:: Required tasks ::
a) In the article on the bladder pressure cuff, how much was the team's most recent Action Medical Research grant?
b) From the article on the bladder pressure cuff, pull out the passage that begins at "Touching Lives - June" and stops after "a step further.", copying it word for word.

Touching Lives - June 2006
Better diagnosis for prostate problems
The cuff, which has been developed thanks to funding from Action Medical Research, offers men an alternative to the traditional, more painful and invasive method of measuring bladder pressure, which requires the insertion of a catheter.
The team behind this novel device is based at the Freeman Hospital in Newcastle-upon-Tyne. Having developed the cuff in a previous project, their most recent Action Medical Research grant of £70,283 has allowed them to take their research a step further.
They have been investigating whether cuff pressure measurements are useful in identifying which men with bladder problems would benefit from a particular type of treatment — telescopic prostate surgery.
Their results have shown that those with cuff pressure readings indicating a blockage of the bladder outlet have a 90 per cent chance of benefiting from the surgery, compared to only a 50 per cent chance if the readings show no blockage. This means that of the 15,000 men currently undergoing telescopic prostate surgery each year, 3,000 have a high chance of an unsatisfactory outcome, and may wish to explore alternative treatments. Using the cuff measurement to predict the likely success of this surgical treatment could mean fewer men undergoing an unnecessary procedure.
Robert Pickard who led the research said, “Our new device works in a similar way to a blood pressure cuff, but by being placed around the penis and inflating and deflating whilst the patient urinates.This allows the pressure in the bladder to be measured and, in conjunction with urine flow results, will give clinicians a clearer picture of what the problem is and help predict which men are likely to benefit from surgery.”
The cuff, which was highly commended at the Medical Futures Innovation Awards in 2003, is now being promoted across the UK, Europe and Canada. In a recent survey carried out by the team, 85 per cent of men questioned preferred the new measurement technique.

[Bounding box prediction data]
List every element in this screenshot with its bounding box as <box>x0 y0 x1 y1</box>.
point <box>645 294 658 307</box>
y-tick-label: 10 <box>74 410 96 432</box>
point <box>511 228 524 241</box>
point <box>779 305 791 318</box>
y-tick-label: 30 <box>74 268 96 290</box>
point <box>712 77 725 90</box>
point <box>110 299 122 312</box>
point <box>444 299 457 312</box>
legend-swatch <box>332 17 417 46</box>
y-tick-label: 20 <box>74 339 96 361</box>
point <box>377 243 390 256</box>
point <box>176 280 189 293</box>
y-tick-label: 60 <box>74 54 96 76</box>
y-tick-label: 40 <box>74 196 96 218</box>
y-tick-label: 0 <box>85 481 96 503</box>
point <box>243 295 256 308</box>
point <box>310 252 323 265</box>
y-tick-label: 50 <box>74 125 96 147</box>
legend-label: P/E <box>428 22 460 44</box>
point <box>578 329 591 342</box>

:: Completed exercise ::
a) £70,283

b)
Touching Lives - June 2006
Better diagnosis for prostate problems
The cuff, which has been developed thanks to funding from Action Medical Research, offers men an alternative to the traditional, more painful and invasive method of measuring bladder pressure, which requires the insertion of a catheter.
The team behind this novel device is based at the Freeman Hospital in Newcastle-upon-Tyne. Having developed the cuff in a previous project, their most recent Action Medical Research grant of £70,283 has allowed them to take their research a step further.